**Dataset entries:**
+++++
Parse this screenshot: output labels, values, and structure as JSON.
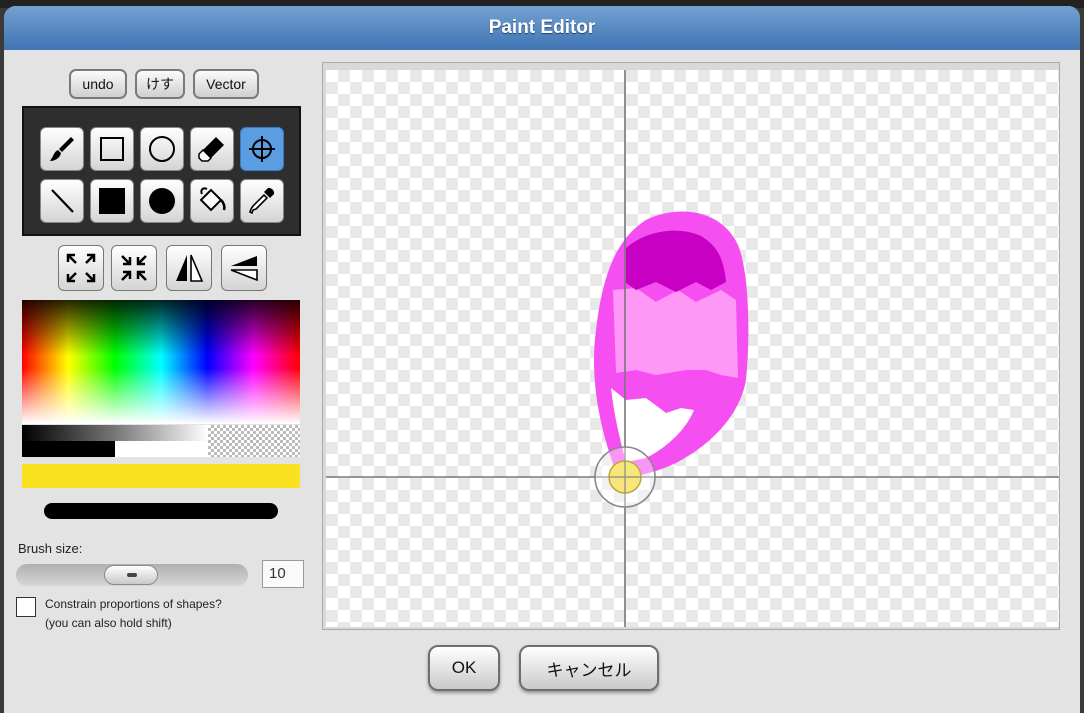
{
  "window": {
    "title": "Paint Editor"
  },
  "toolbar": {
    "undo_label": "undo",
    "clear_label": "けす",
    "vector_label": "Vector"
  },
  "tools": [
    {
      "name": "brush",
      "icon": "brush-icon"
    },
    {
      "name": "rectangle",
      "icon": "rectangle-outline-icon"
    },
    {
      "name": "ellipse",
      "icon": "ellipse-outline-icon"
    },
    {
      "name": "eraser",
      "icon": "eraser-icon"
    },
    {
      "name": "rotation-center",
      "icon": "crosshair-icon",
      "active": true
    },
    {
      "name": "line",
      "icon": "line-icon"
    },
    {
      "name": "filled-rectangle",
      "icon": "filled-rectangle-icon"
    },
    {
      "name": "filled-ellipse",
      "icon": "filled-ellipse-icon"
    },
    {
      "name": "paint-bucket",
      "icon": "paint-bucket-icon"
    },
    {
      "name": "eyedropper",
      "icon": "eyedropper-icon"
    }
  ],
  "transforms": [
    {
      "name": "grow",
      "icon": "expand-arrows-icon"
    },
    {
      "name": "shrink",
      "icon": "shrink-arrows-icon"
    },
    {
      "name": "flip-horizontal",
      "icon": "flip-horizontal-icon"
    },
    {
      "name": "flip-vertical",
      "icon": "flip-vertical-icon"
    }
  ],
  "colors": {
    "current": "#fbe221",
    "accent": "#5a9de0",
    "blob_outline": "#f54ff2",
    "blob_fill": "#ff97f6",
    "blob_dark": "#c800c4"
  },
  "brush": {
    "label": "Brush size:",
    "value": "10"
  },
  "constrain": {
    "checked": false,
    "line1": "Constrain proportions of shapes?",
    "line2": "(you can also hold shift)"
  },
  "buttons": {
    "ok": "OK",
    "cancel": "キャンセル"
  }
}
+++++
**Exercise:**
Make an exact copy of every record, pictures excluded.

**Result of this exercise:**
Parse this screenshot: output labels, values, and structure as JSON.
{
  "window": {
    "title": "Paint Editor"
  },
  "toolbar": {
    "undo_label": "undo",
    "clear_label": "けす",
    "vector_label": "Vector"
  },
  "tools": [
    {
      "name": "brush",
      "icon": "brush-icon"
    },
    {
      "name": "rectangle",
      "icon": "rectangle-outline-icon"
    },
    {
      "name": "ellipse",
      "icon": "ellipse-outline-icon"
    },
    {
      "name": "eraser",
      "icon": "eraser-icon"
    },
    {
      "name": "rotation-center",
      "icon": "crosshair-icon",
      "active": true
    },
    {
      "name": "line",
      "icon": "line-icon"
    },
    {
      "name": "filled-rectangle",
      "icon": "filled-rectangle-icon"
    },
    {
      "name": "filled-ellipse",
      "icon": "filled-ellipse-icon"
    },
    {
      "name": "paint-bucket",
      "icon": "paint-bucket-icon"
    },
    {
      "name": "eyedropper",
      "icon": "eyedropper-icon"
    }
  ],
  "transforms": [
    {
      "name": "grow",
      "icon": "expand-arrows-icon"
    },
    {
      "name": "shrink",
      "icon": "shrink-arrows-icon"
    },
    {
      "name": "flip-horizontal",
      "icon": "flip-horizontal-icon"
    },
    {
      "name": "flip-vertical",
      "icon": "flip-vertical-icon"
    }
  ],
  "colors": {
    "current": "#fbe221",
    "accent": "#5a9de0",
    "blob_outline": "#f54ff2",
    "blob_fill": "#ff97f6",
    "blob_dark": "#c800c4"
  },
  "brush": {
    "label": "Brush size:",
    "value": "10"
  },
  "constrain": {
    "checked": false,
    "line1": "Constrain proportions of shapes?",
    "line2": "(you can also hold shift)"
  },
  "buttons": {
    "ok": "OK",
    "cancel": "キャンセル"
  }
}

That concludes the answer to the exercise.